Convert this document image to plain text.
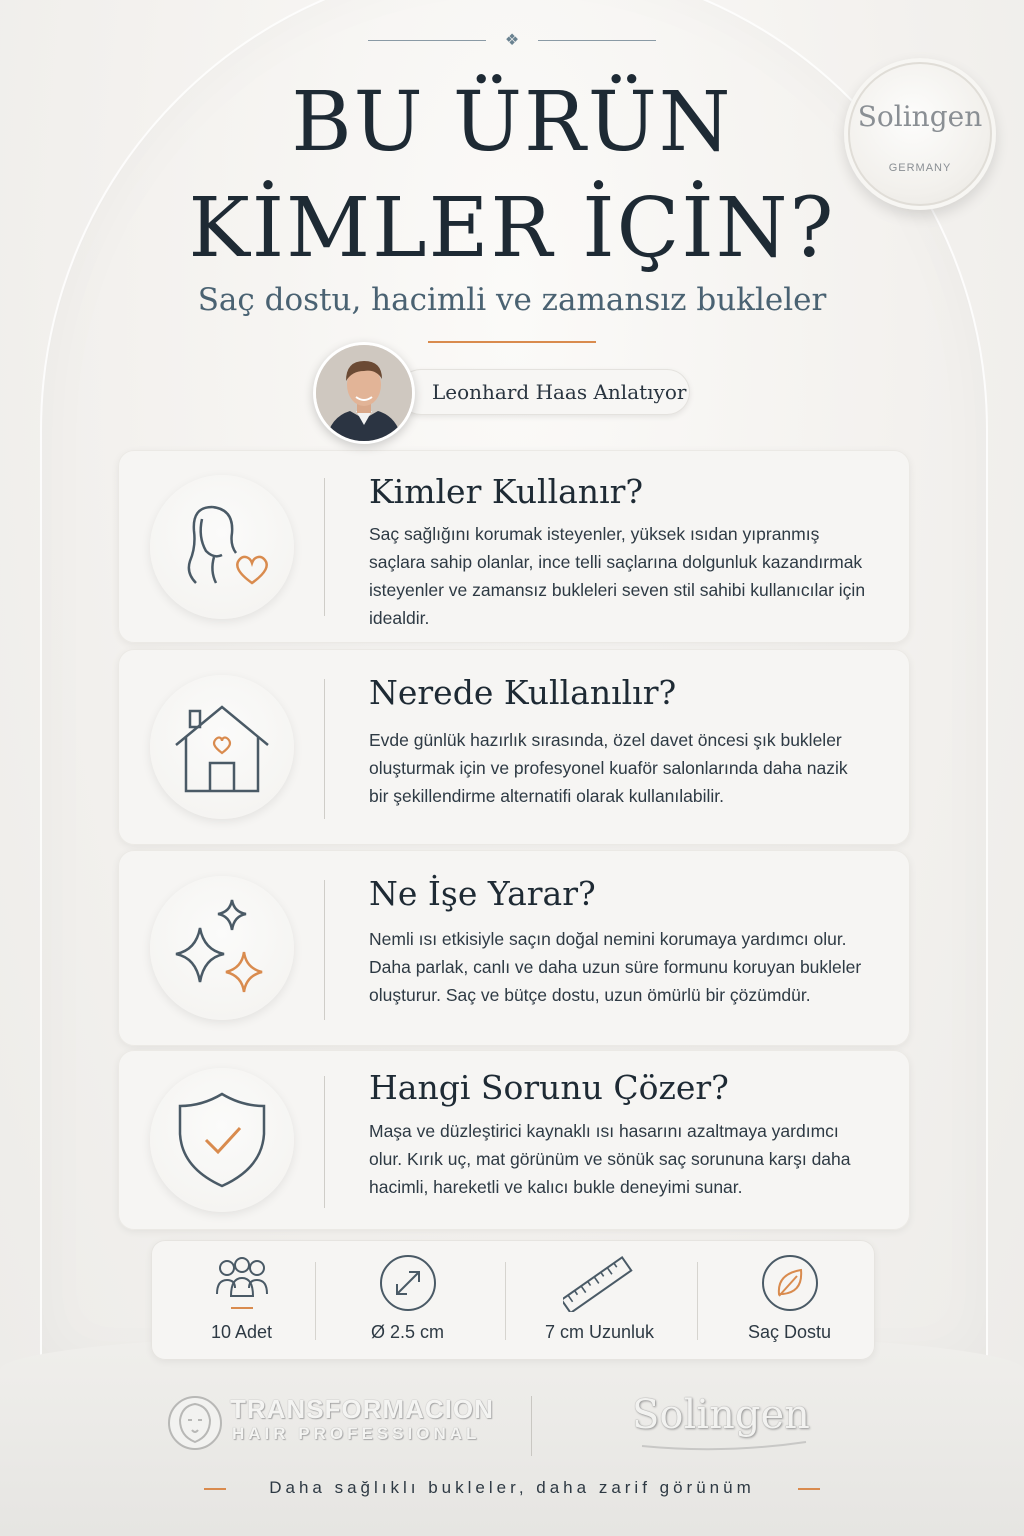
❖
Solingen
GERMANY
BU ÜRÜN
KİMLER İÇİN?
Saç dostu, hacimli ve zamansız bukleler
Leonhard Haas Anlatıyor
Kimler Kullanır?

Saç sağlığını korumak isteyenler, yüksek ısıdan yıpranmış saçlara sahip olanlar, ince telli saçlarına dolgunluk kazandırmak isteyenler ve zamansız bukleleri seven stil sahibi kullanıcılar için idealdir.

Nerede Kullanılır?

Evde günlük hazırlık sırasında, özel davet öncesi şık bukleler oluşturmak için ve profesyonel kuaför salonlarında daha nazik bir şekillendirme alternatifi olarak kullanılabilir.

Ne İşe Yarar?

Nemli ısı etkisiyle saçın doğal nemini korumaya yardımcı olur. Daha parlak, canlı ve daha uzun süre formunu koruyan bukleler oluşturur. Saç ve bütçe dostu, uzun ömürlü bir çözümdür.

Hangi Sorunu Çözer?

Maşa ve düzleştirici kaynaklı ısı hasarını azaltmaya yardımcı olur. Kırık uç, mat görünüm ve sönük saç sorununa karşı daha hacimli, hareketli ve kalıcı bukle deneyimi sunar.

10 Adet	Ø 2.5 cm	7 cm Uzunluk	Saç Dostu
TRANSFORMACION
HAIR PROFESSIONAL	Solingen
Daha sağlıklı bukleler, daha zarif görünüm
+ + + + +
**WHAT IS NEEDED:**
Quote every record above exactly, leaving out the pictures.

**EXERCISE SOLUTION:**
Convert this document image to plain text.
❖
Solingen
GERMANY
BU ÜRÜN
KİMLER İÇİN?
Saç dostu, hacimli ve zamansız bukleler
Leonhard Haas Anlatıyor
Kimler Kullanır?

Saç sağlığını korumak isteyenler, yüksek ısıdan yıpranmış saçlara sahip olanlar, ince telli saçlarına dolgunluk kazandırmak isteyenler ve zamansız bukleleri seven stil sahibi kullanıcılar için idealdir.

Nerede Kullanılır?

Evde günlük hazırlık sırasında, özel davet öncesi şık bukleler oluşturmak için ve profesyonel kuaför salonlarında daha nazik bir şekillendirme alternatifi olarak kullanılabilir.

Ne İşe Yarar?

Nemli ısı etkisiyle saçın doğal nemini korumaya yardımcı olur. Daha parlak, canlı ve daha uzun süre formunu koruyan bukleler oluşturur. Saç ve bütçe dostu, uzun ömürlü bir çözümdür.

Hangi Sorunu Çözer?

Maşa ve düzleştirici kaynaklı ısı hasarını azaltmaya yardımcı olur. Kırık uç, mat görünüm ve sönük saç sorununa karşı daha hacimli, hareketli ve kalıcı bukle deneyimi sunar.

10 Adet	Ø 2.5 cm	7 cm Uzunluk	Saç Dostu
TRANSFORMACION
HAIR PROFESSIONAL	Solingen
Daha sağlıklı bukleler, daha zarif görünüm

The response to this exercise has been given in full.